Your objective: Quote the full listing word for word.

Record excerpts:
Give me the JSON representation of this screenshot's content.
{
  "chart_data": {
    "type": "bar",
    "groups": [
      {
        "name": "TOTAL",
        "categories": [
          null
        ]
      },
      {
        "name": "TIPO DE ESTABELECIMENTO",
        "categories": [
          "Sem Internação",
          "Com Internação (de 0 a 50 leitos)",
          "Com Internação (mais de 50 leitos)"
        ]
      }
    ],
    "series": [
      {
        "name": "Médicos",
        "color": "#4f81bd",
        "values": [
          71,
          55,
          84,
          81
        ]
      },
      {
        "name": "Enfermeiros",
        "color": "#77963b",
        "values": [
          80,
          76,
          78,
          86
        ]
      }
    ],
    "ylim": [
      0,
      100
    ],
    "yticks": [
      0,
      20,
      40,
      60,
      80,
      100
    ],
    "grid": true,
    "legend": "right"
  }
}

Full response:
Give me the JSON representation of this screenshot's content.
{
  "chart_data": {
    "type": "bar",
    "groups": [
      {
        "name": "TOTAL",
        "categories": [
          null
        ]
      },
      {
        "name": "TIPO DE ESTABELECIMENTO",
        "categories": [
          "Sem Internação",
          "Com Internação (de 0 a 50 leitos)",
          "Com Internação (mais de 50 leitos)"
        ]
      }
    ],
    "series": [
      {
        "name": "Médicos",
        "color": "#4f81bd",
        "values": [
          71,
          55,
          84,
          81
        ]
      },
      {
        "name": "Enfermeiros",
        "color": "#77963b",
        "values": [
          80,
          76,
          78,
          86
        ]
      }
    ],
    "ylim": [
      0,
      100
    ],
    "yticks": [
      0,
      20,
      40,
      60,
      80,
      100
    ],
    "grid": true,
    "legend": "right"
  }
}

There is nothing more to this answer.